» EXERCISE INSTRUCTIONS:
Reproduce word for word the passage of the text on researching WW1 UK air services that opens with the words containing "The titles and" and closes with "being pilots themselves.".

Researching WW1 UK Air Services

The Royal Air Force (RAF) was formed in 1918 by the amalgamation of the Royal Flying Corps (RFC) which was formed in 1912 and the Royal Naval Air Service (RNAS) which was established in 1918.[1] What is not widely known is that the WRAF was founded in 1918 and had over 25 000 servicewomen by the armistice.[2] Disbanded in 1920 they were brought back in 1939 for WWII.

The titles and ranks of air force personnel are different to that of other armed forces. Since 1914 the air services have been organised into squadrons, which were grouped into wings. By late 1918 the RAF had 188 squadrons with over 22 000 aircraft, 27 000 officers and 264 000 other ranks.[3] These statistics highlight the fact that although your ancestor may have been serving in the air force, they were more likely to be involved in ground work such as engineering rather than being pilots themselves.

RFC and RNAS Officers

Before the formation of the RAF in 1918, RFC and RNAS officers were included in the army and navy lists. The names of officers serving in the RFC are given in the monthly Army List, which is held by the Royal Air Force Museum, TNA and the Imperial War Museum.[4] RNAS officers appear in the Navy List (held at TNA), and RAF officers are in the Air Force List, which is held by the Royal Air Force Museum, TNA and the Imperial War Museum.[5] The service medal rolls at TNA can be used to confirm the rank and dates of service of a member of the RFC or RNAS.

NCOs and airmen in RFC and RNAS

RFC (discharged or died before 1 April 1918): Many of these records were destroyed during the Second World War. The surviving records are available at TNA in the WO 364 class.[6]

RNAS: Records of all ratings who served in the RNAS at any point are at TNA in class ADM 188.

» INFORMATION SHOWN:
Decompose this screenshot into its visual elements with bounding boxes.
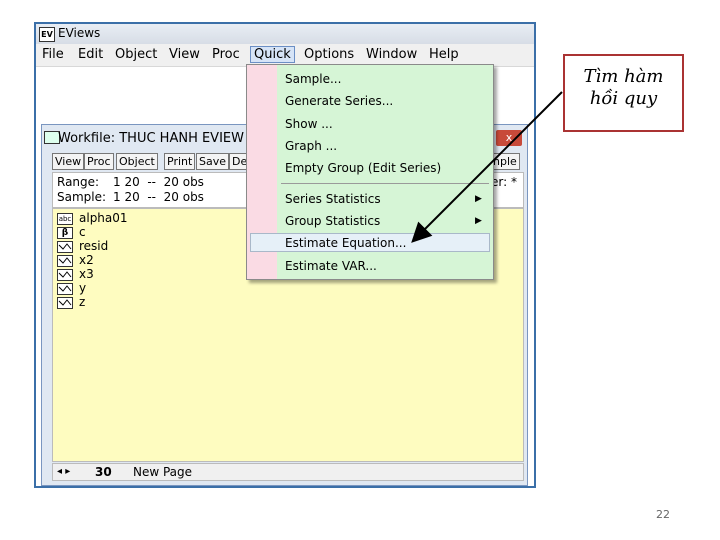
- pointer-arrow-icon: [411, 91, 563, 243]
- page-number: 22: [656, 508, 670, 521]
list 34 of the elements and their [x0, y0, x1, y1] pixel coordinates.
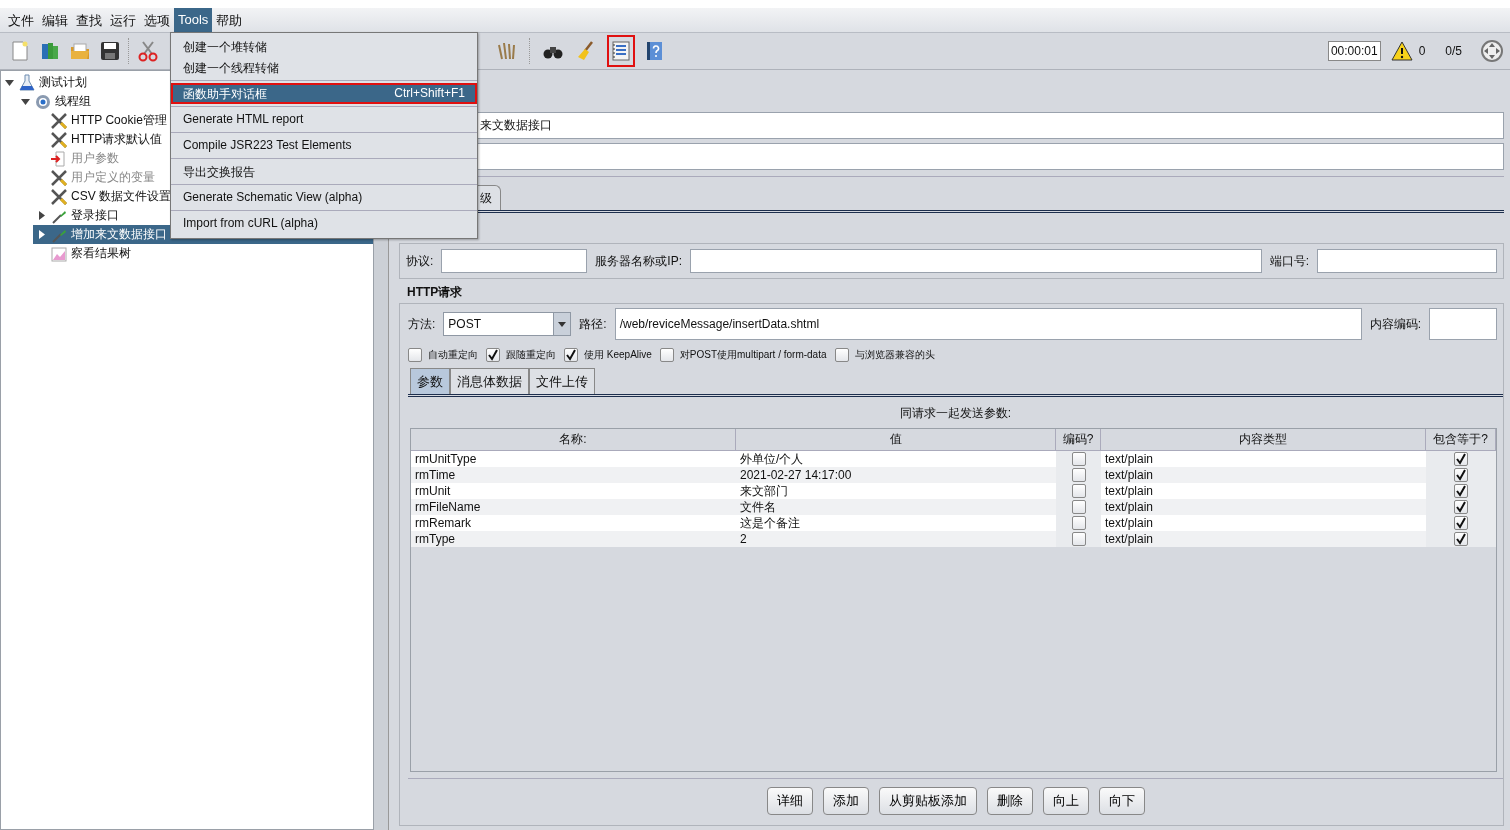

» REPLY:
The titles and ranks of air force personnel are different to that of other armed forces. Since 1914 the air services have been organised into squadrons, which were grouped into wings. By late 1918 the RAF had 188 squadrons with over 22 000 aircraft, 27 000 officers and 264 000 other ranks.[3] These statistics highlight the fact that although your ancestor may have been serving in the air force, they were more likely to be involved in ground work such as engineering rather than being pilots themselves.